• DATASET ENTRIES
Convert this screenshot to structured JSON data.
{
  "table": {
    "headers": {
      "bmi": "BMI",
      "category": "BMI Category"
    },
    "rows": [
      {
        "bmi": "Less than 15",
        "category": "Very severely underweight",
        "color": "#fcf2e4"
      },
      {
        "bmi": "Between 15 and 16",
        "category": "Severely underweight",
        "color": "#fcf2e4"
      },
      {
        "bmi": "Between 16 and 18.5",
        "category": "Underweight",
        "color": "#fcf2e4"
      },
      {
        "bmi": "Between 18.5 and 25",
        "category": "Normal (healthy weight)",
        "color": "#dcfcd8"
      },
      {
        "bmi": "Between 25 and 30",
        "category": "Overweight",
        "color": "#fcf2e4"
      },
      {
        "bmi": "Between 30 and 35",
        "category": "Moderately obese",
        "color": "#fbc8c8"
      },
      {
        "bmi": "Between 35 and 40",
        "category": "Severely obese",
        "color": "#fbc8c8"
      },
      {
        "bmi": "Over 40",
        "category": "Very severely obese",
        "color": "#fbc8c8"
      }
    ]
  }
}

• INSTRUCTIONS FOR THE TASK
Repeat the listing above without any change.

• WRITTEN RESPONSE
Convert this screenshot to structured JSON data.
{
  "table": {
    "headers": {
      "bmi": "BMI",
      "category": "BMI Category"
    },
    "rows": [
      {
        "bmi": "Less than 15",
        "category": "Very severely underweight",
        "color": "#fcf2e4"
      },
      {
        "bmi": "Between 15 and 16",
        "category": "Severely underweight",
        "color": "#fcf2e4"
      },
      {
        "bmi": "Between 16 and 18.5",
        "category": "Underweight",
        "color": "#fcf2e4"
      },
      {
        "bmi": "Between 18.5 and 25",
        "category": "Normal (healthy weight)",
        "color": "#dcfcd8"
      },
      {
        "bmi": "Between 25 and 30",
        "category": "Overweight",
        "color": "#fcf2e4"
      },
      {
        "bmi": "Between 30 and 35",
        "category": "Moderately obese",
        "color": "#fbc8c8"
      },
      {
        "bmi": "Between 35 and 40",
        "category": "Severely obese",
        "color": "#fbc8c8"
      },
      {
        "bmi": "Over 40",
        "category": "Very severely obese",
        "color": "#fbc8c8"
      }
    ]
  }
}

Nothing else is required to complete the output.